◆ GOAL OF THE EXERCISE
Search term "should": copy each line of the records that contains it.

◆ PROVIDED INFORMATION
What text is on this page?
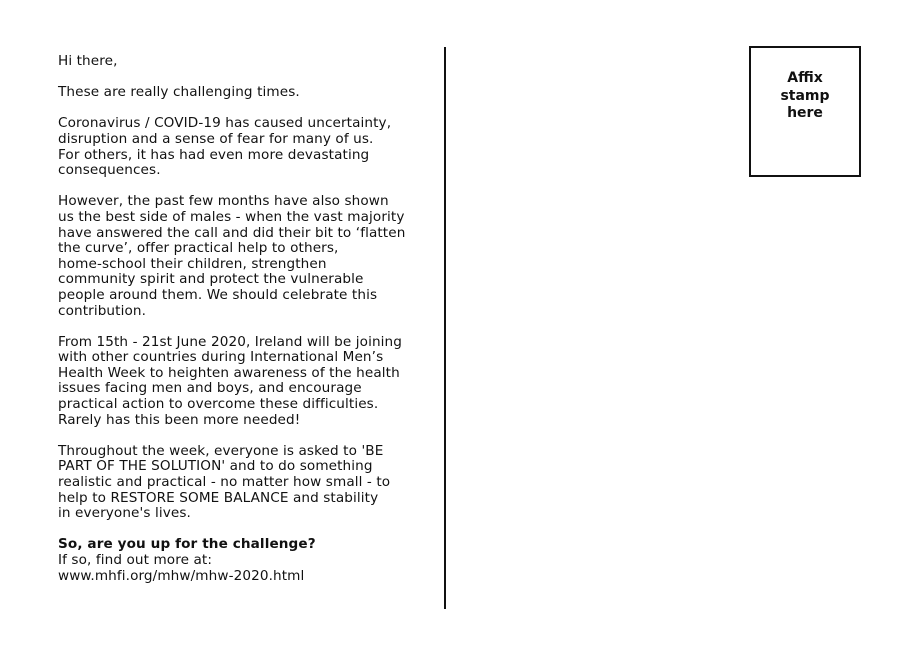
Hi there,

These are really challenging times.

Coronavirus / COVID-19 has caused uncertainty,
disruption and a sense of fear for many of us.
For others, it has had even more devastating
consequences.

However, the past few months have also shown
us the best side of males - when the vast majority
have answered the call and did their bit to ‘flatten
the curve’, offer practical help to others,
home-school their children, strengthen
community spirit and protect the vulnerable
people around them. We should celebrate this
contribution.

From 15th - 21st June 2020, Ireland will be joining
with other countries during International Men’s
Health Week to heighten awareness of the health
issues facing men and boys, and encourage
practical action to overcome these difficulties.
Rarely has this been more needed!

Throughout the week, everyone is asked to 'BE
PART OF THE SOLUTION' and to do something
realistic and practical - no matter how small - to
help to RESTORE SOME BALANCE and stability
in everyone's lives.

So, are you up for the challenge?
If so, find out more at:
www.mhfi.org/mhw/mhw-2020.html

Affix
stamp
here
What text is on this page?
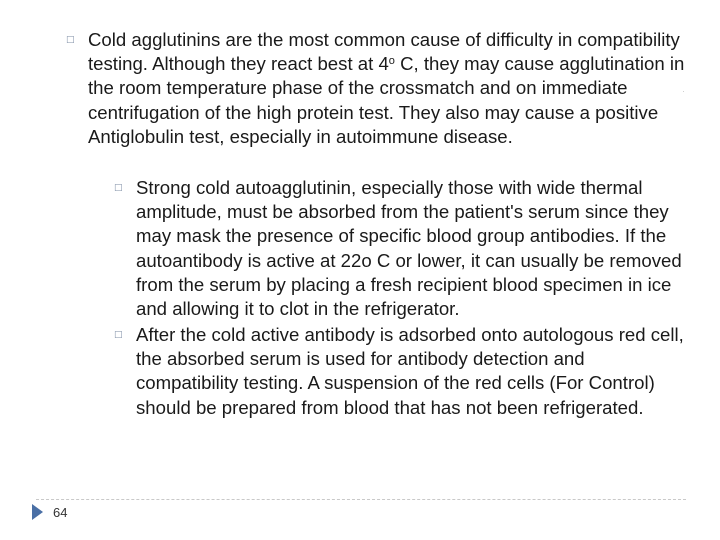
□ Cold agglutinins are the most common cause of difficulty in compatibility testing. Although they react best at 4$^o$ C, they may cause agglutination in the room temperature phase of the crossmatch and on immediate centrifugation of the high protein test. They also may cause a positive Antiglobulin test, especially in autoimmune disease.

□ Strong cold autoagglutinin, especially those with wide thermal amplitude, must be absorbed from the patient's serum since they may mask the presence of specific blood group antibodies. If the autoantibody is active at 22o C or lower, it can usually be removed from the serum by placing a fresh recipient blood specimen in ice and allowing it to clot in the refrigerator.

□ After the cold active antibody is adsorbed onto autologous red cell, the absorbed serum is used for antibody detection and compatibility testing. A suspension of the red cells (For Control) should be prepared from blood that has not been refrigerated.

64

◆ ANSWER BELOW
people around them. We should celebrate this
□ After the cold active antibody is adsorbed onto autologous red cell, the absorbed serum is used for antibody detection and compatibility testing. A suspension of the red cells (For Control) should be prepared from blood that has not been refrigerated.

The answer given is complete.